__TASK TO CARRY OUT__. Rewrite everything from the first row down to the line containing "bar-segment-complex <box>880 353", substituting "column-header" for "table-subheader" and keeping all else unchanged.
>> BEGIN EXTRACTED MATERIAL
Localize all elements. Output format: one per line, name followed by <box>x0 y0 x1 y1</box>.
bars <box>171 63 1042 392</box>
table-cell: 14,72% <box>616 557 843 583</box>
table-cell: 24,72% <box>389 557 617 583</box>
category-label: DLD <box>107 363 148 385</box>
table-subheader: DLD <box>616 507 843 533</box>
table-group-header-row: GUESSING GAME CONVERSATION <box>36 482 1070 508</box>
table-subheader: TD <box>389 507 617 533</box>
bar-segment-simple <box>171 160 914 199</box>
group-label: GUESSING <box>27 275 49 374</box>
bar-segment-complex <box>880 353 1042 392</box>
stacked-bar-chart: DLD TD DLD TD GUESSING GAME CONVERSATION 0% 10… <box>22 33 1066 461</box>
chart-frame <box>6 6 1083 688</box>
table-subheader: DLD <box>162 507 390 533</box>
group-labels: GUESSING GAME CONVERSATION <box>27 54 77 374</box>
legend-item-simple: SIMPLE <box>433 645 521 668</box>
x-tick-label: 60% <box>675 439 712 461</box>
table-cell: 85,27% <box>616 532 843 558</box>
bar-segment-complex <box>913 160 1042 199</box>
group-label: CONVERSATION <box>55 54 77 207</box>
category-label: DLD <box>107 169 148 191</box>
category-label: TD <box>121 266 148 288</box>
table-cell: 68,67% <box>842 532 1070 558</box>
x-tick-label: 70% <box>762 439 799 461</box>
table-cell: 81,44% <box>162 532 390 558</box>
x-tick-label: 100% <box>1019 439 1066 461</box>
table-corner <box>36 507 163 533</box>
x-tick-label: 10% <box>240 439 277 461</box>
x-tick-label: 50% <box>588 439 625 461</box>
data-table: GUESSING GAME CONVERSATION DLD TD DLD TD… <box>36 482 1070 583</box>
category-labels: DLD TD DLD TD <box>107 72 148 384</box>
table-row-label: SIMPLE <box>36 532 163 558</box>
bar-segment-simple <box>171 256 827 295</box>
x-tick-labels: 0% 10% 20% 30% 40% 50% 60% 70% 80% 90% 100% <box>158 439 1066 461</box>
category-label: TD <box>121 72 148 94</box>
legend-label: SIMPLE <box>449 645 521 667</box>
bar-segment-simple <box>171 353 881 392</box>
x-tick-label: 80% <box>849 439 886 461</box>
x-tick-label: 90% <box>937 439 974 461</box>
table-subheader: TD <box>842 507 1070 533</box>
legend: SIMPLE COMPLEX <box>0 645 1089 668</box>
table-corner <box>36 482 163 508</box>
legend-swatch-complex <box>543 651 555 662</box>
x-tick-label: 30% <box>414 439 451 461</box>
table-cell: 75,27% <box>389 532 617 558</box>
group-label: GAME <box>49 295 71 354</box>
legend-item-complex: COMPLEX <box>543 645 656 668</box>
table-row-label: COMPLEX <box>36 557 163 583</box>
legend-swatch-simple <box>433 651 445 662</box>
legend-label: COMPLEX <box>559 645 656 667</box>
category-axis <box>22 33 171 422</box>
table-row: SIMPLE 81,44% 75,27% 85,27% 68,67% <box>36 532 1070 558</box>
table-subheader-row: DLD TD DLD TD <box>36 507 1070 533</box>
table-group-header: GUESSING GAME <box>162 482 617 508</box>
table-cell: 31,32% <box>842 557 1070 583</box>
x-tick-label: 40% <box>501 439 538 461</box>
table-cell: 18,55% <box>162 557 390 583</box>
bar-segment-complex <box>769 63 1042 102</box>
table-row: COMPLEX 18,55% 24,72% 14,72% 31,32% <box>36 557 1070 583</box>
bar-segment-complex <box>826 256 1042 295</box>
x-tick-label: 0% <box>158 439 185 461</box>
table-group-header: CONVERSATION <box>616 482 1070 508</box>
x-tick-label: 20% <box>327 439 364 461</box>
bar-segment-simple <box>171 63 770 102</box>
>> END EXTRACTED MATERIAL
__OUTPUT FOR THIS TASK__.
Localize all elements. Output format: one per line, name followed by <box>x0 y0 x1 y1</box>.
bars <box>171 63 1042 392</box>
table-cell: 14,72% <box>616 557 843 583</box>
table-cell: 24,72% <box>389 557 617 583</box>
category-label: DLD <box>107 363 148 385</box>
column-header: DLD <box>616 507 843 533</box>
table-group-header-row: GUESSING GAME CONVERSATION <box>36 482 1070 508</box>
column-header: TD <box>389 507 617 533</box>
bar-segment-simple <box>171 160 914 199</box>
group-label: GUESSING <box>27 275 49 374</box>
bar-segment-complex <box>880 353 1042 392</box>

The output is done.